SELECTION |
Wow. I wouldn't be able to keep my feet in the stirrups either if my toes were pointing to the stars. Your flexibility is impressive - I could never bend like that.

Do this experiment. While out of the saddle, put your boot into the iron and look at how much of the sole actually touches the pad on the iron. I'm pretty sure only the a thin line at the very edge is making contact. That's not enough friction to keep your foot in. The entire area around the ball of your foot should be making contact with the entire pad. Also, with your heel that low, there's just a lot of force and weight acting to pull down (out) of the iron.


----------



## Muppetgirl (Sep 16, 2012)

Wear high heels around the house for a few weeks, will surely shorten your calves and reduce the flex in your ankle!!:lol:

(I say this, because I had a riding buddy, who had a night job (lol stripper, she was a nice enough girl though....just a little misguided) and she had to wear heels all night....it really shortened her calves and she had to stand tippy toe on the edge of a stair to stretch them back out!!!!)


----------



## Clava (Nov 9, 2010)

Just relax you ankle and heel, it should be nearly level (very slightly down) and the ankle should be "springy", then your stirrups wont ping out.


----------



## hflmusicislife (Dec 15, 2010)

Hah, some of your comments crack me up. Yes, I've actually considered the high heels thing. Never done it though cause they hurt like crazy! 

I realize my heels are way far down in that image. Like I said, that's not usual (it was during a long gallop to the next fence, and Roxy was quite strong. The frames around that one shows my heel in a more correct position, but they're a little fuzzy so I picked a clear one that you can see my stirrup in.) I do have extremely hyper-flexible ankles. I've ALWAYS had a really deep heel (well, not quite that deep... but definitely down) and my leg has always been very strong. I've never had issues with the stirrups sliding before, even with consistently deep heels. I actually have been having issues with not keeping my heels deep enough lately as a result of riding slow horses that needed quite a bit of, ahem, encouragement.

DATA RECORDS |

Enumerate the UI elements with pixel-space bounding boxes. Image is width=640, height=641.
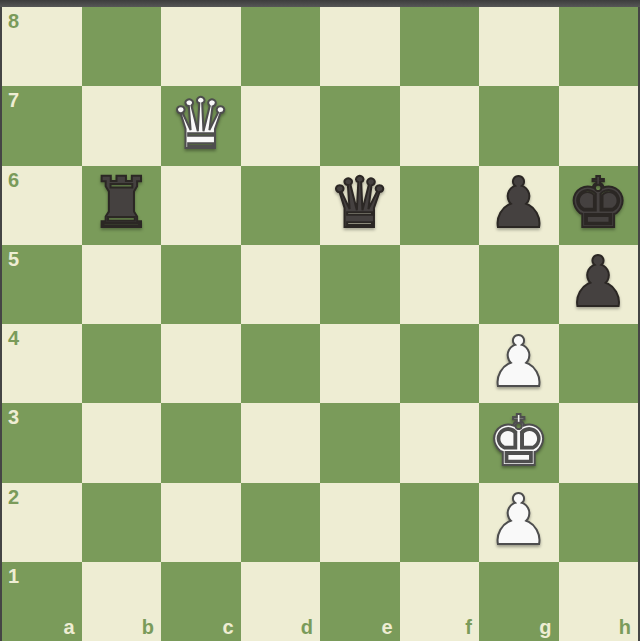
square-d8[interactable] (241, 7, 321, 86)
square-a2[interactable]: 2 (2, 483, 82, 562)
square-f2[interactable] (400, 483, 480, 562)
rank-label-2: 2 (8, 487, 19, 507)
square-f6[interactable] (400, 166, 480, 245)
square-b2[interactable] (82, 483, 162, 562)
square-h3[interactable] (559, 403, 639, 482)
piece-white-pawn[interactable]: ♟ (487, 327, 550, 397)
top-bar (0, 0, 640, 7)
square-d7[interactable] (241, 86, 321, 165)
square-g7[interactable] (479, 86, 559, 165)
square-c7[interactable]: ♛ (161, 86, 241, 165)
square-a4[interactable]: 4 (2, 324, 82, 403)
piece-black-king[interactable]: ♚ (567, 168, 630, 238)
square-f4[interactable] (400, 324, 480, 403)
chess-board: 87♛6♜♛♟♚5♟4♟3♚2♟1abcdefgh (2, 7, 638, 641)
piece-black-pawn[interactable]: ♟ (487, 168, 550, 238)
piece-black-pawn[interactable]: ♟ (567, 247, 630, 317)
file-label-g: g (539, 617, 551, 637)
square-c1[interactable]: c (161, 562, 241, 641)
piece-white-queen[interactable]: ♛ (169, 89, 232, 159)
square-e2[interactable] (320, 483, 400, 562)
square-d4[interactable] (241, 324, 321, 403)
file-label-d: d (301, 617, 313, 637)
square-g8[interactable] (479, 7, 559, 86)
file-label-b: b (142, 617, 154, 637)
file-label-e: e (381, 617, 392, 637)
file-label-a: a (63, 617, 74, 637)
rank-label-1: 1 (8, 566, 19, 586)
square-f5[interactable] (400, 245, 480, 324)
square-g6[interactable]: ♟ (479, 166, 559, 245)
square-h5[interactable]: ♟ (559, 245, 639, 324)
square-c5[interactable] (161, 245, 241, 324)
square-g2[interactable]: ♟ (479, 483, 559, 562)
square-f1[interactable]: f (400, 562, 480, 641)
square-b5[interactable] (82, 245, 162, 324)
square-a6[interactable]: 6 (2, 166, 82, 245)
square-c8[interactable] (161, 7, 241, 86)
square-a3[interactable]: 3 (2, 403, 82, 482)
square-d6[interactable] (241, 166, 321, 245)
square-e4[interactable] (320, 324, 400, 403)
square-c3[interactable] (161, 403, 241, 482)
square-h1[interactable]: h (559, 562, 639, 641)
square-f7[interactable] (400, 86, 480, 165)
square-h2[interactable] (559, 483, 639, 562)
square-g3[interactable]: ♚ (479, 403, 559, 482)
square-h7[interactable] (559, 86, 639, 165)
square-b1[interactable]: b (82, 562, 162, 641)
square-c2[interactable] (161, 483, 241, 562)
square-f8[interactable] (400, 7, 480, 86)
square-g5[interactable] (479, 245, 559, 324)
rank-label-4: 4 (8, 328, 19, 348)
square-b7[interactable] (82, 86, 162, 165)
square-a1[interactable]: 1a (2, 562, 82, 641)
rank-label-7: 7 (8, 90, 19, 110)
square-c6[interactable] (161, 166, 241, 245)
file-label-c: c (222, 617, 233, 637)
file-label-h: h (619, 617, 631, 637)
square-d5[interactable] (241, 245, 321, 324)
rank-label-6: 6 (8, 170, 19, 190)
square-a8[interactable]: 8 (2, 7, 82, 86)
square-g1[interactable]: g (479, 562, 559, 641)
square-a5[interactable]: 5 (2, 245, 82, 324)
square-b3[interactable] (82, 403, 162, 482)
rank-label-5: 5 (8, 249, 19, 269)
square-b6[interactable]: ♜ (82, 166, 162, 245)
piece-white-pawn[interactable]: ♟ (487, 485, 550, 555)
piece-white-king[interactable]: ♚ (487, 406, 550, 476)
square-b8[interactable] (82, 7, 162, 86)
rank-label-8: 8 (8, 11, 19, 31)
square-d2[interactable] (241, 483, 321, 562)
piece-black-queen[interactable]: ♛ (328, 168, 391, 238)
square-e1[interactable]: e (320, 562, 400, 641)
square-a7[interactable]: 7 (2, 86, 82, 165)
square-e6[interactable]: ♛ (320, 166, 400, 245)
file-label-f: f (465, 617, 472, 637)
square-e8[interactable] (320, 7, 400, 86)
square-d3[interactable] (241, 403, 321, 482)
square-b4[interactable] (82, 324, 162, 403)
square-e5[interactable] (320, 245, 400, 324)
square-d1[interactable]: d (241, 562, 321, 641)
square-f3[interactable] (400, 403, 480, 482)
square-e7[interactable] (320, 86, 400, 165)
square-g4[interactable]: ♟ (479, 324, 559, 403)
square-h4[interactable] (559, 324, 639, 403)
square-c4[interactable] (161, 324, 241, 403)
square-h6[interactable]: ♚ (559, 166, 639, 245)
square-e3[interactable] (320, 403, 400, 482)
square-h8[interactable] (559, 7, 639, 86)
rank-label-3: 3 (8, 407, 19, 427)
piece-black-rook[interactable]: ♜ (90, 168, 153, 238)
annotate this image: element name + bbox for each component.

WRITTEN REQUEST A |
Render the listing from the line with "square-d8[interactable] (241, 7, 321, 86)" to the line with "square-h5[interactable]: ♟ (559, 245, 639, 324)" as a Markdown table with columns Num and Content, skipping blank lines.
WRITTEN REQUEST B |
Write what comes next in the forum thread about keeping feet in the stirrups.

RESULT A |
| Num | Content |
|---|---|
| 1 | square-d8[interactable] (241, 7, 321, 86) |
| 2 | square-a2[interactable]: 2 (2, 483, 82, 562) |
| 3 | square-f2[interactable] (400, 483, 480, 562) |
| 4 | rank-label-2: 2 (8, 487, 19, 507) |
| 5 | square-f6[interactable] (400, 166, 480, 245) |
| 6 | square-b2[interactable] (82, 483, 162, 562) |
| 7 | square-h3[interactable] (559, 403, 639, 482) |
| 8 | piece-white-pawn[interactable]: ♟ (487, 327, 550, 397) |
| 9 | top-bar (0, 0, 640, 7) |
| 10 | square-d7[interactable] (241, 86, 321, 165) |
| 11 | square-g7[interactable] (479, 86, 559, 165) |
| 12 | square-c7[interactable]: ♛ (161, 86, 241, 165) |
| 13 | square-a4[interactable]: 4 (2, 324, 82, 403) |
| 14 | piece-black-king[interactable]: ♚ (567, 168, 630, 238) |
| 15 | square-f4[interactable] (400, 324, 480, 403) |
| 16 | chess-board: 87♛6♜♛♟♚5♟4♟3♚2♟1abcdefgh (2, 7, 638, 641) |
| 17 | piece-black-pawn[interactable]: ♟ (487, 168, 550, 238) |
| 18 | piece-black-pawn[interactable]: ♟ (567, 247, 630, 317) |
| 19 | file-label-g: g (539, 617, 551, 637) |
| 20 | square-c1[interactable]: c (161, 562, 241, 641) |
| 21 | piece-white-queen[interactable]: ♛ (169, 89, 232, 159) |
| 22 | square-e2[interactable] (320, 483, 400, 562) |
| 23 | square-d4[interactable] (241, 324, 321, 403) |
| 24 | file-label-d: d (301, 617, 313, 637) |
| 25 | square-g8[interactable] (479, 7, 559, 86) |
| 26 | file-label-b: b (142, 617, 154, 637) |
| 27 | file-label-e: e (381, 617, 392, 637) |
| 28 | file-label-a: a (63, 617, 74, 637) |
| 29 | rank-label-1: 1 (8, 566, 19, 586) |
| 30 | square-f5[interactable] (400, 245, 480, 324) |
| 31 | square-g6[interactable]: ♟ (479, 166, 559, 245) |
| 32 | square-h5[interactable]: ♟ (559, 245, 639, 324) |

RESULT B |
I did some work today that I think may have been somewhat beneficial, but it's still a big issue. I alternated between standing with flat heels, deep heels, and my heels UP (like wearing heels) in two point at the walk and trot. It was generally okay, until I sat back down or posted the trot; then they still slid around. I tried keeping my weight more on the ball of my foot (I put the stirrup a little past where it should be, as in the stirrup pad was like a half inch too close to my heel) which helped but again, as soon as I posted or cantered they slid. I think it's because I'm not keeping my weight in the correct place consistently? They slide the most at the posting trot and canter, where you naturally bounce a little more. I also lengthened my stirrup a hole today which helped a tad, but definitely nothing drastic. 

I attached a picture from a week or two ago that shows my more typical heel position (again, ignore my stiff upper body. My riding has, obviously, been a complete wreck lately.) Just so you all don't think I'm crazy and always ride with heels like that :wink:


----------



## NBEventer (Sep 15, 2012)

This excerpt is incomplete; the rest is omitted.